EXTRACTED TEXT:
Tuesday, November 6, 2012

California Appeals Court Belts Borrowers With Personal Liability On Non-Recourse Mortgage For Committing 'Bad Faith' Waste


From a client alert from the California law firm Farella Braun & Martel LLP:

  • Borrowers and their constituents generally benefit from certain limitations on personal liability for indebtedness secured by California real property. California’s one action and anti-deficiency rules require a lender faced with a borrower default to proceed against the real estate first and prohibit a deficiency judgment following a nonjudicial foreclosure or in the case of a purchase money loan.

    In addition, various corporate forms generally provide principals and employees with comfort that they will not be personally liable for an entity’s debts. A recent California appellate court decision, however, delivered a sobering reminder that, despite these protections, even the well-intentioned may face unexpected (and involuntary) liability.

    In Fait v. New Faze Development, Inc., 207 Cal. App. 4th 284 (2012), the appellate court considered whether a borrower corporation, its sole owner and certain of its key employees could be held liable to a foreclosing purchase money lender for a deficiency relating to nonpayment of a loan where the borrower demolished a building prior to securing construction financing for the redevelopment.

DATA SECTION:

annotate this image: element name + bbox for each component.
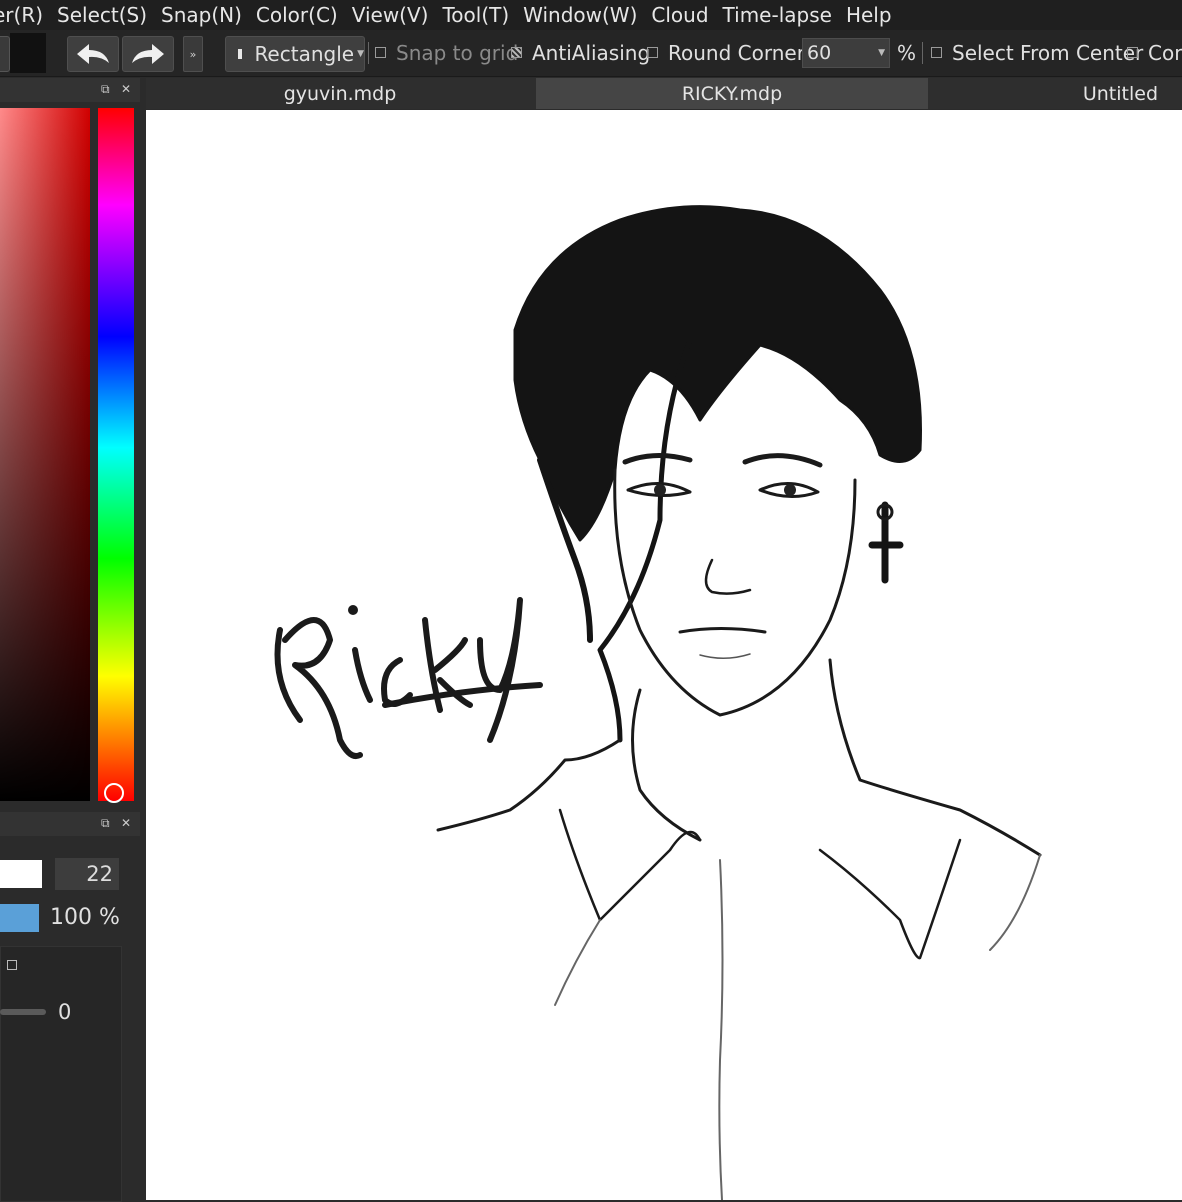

DESCRIPTION OF THE TASK:
Summarize the text on the Fait v. New Faze Development decision in two sentences.

EXERCISE RESPONSE:
California's one action and anti-deficiency rules and various corporate forms generally shield borrowers and their principals from personal liability for debts secured by California real property. In Fait v. New Faze Development, Inc., however, an appellate court considered whether a borrower corporation, its sole owner and certain key employees could be liable to a foreclosing purchase money lender for a deficiency after the borrower demolished a building before securing construction financing.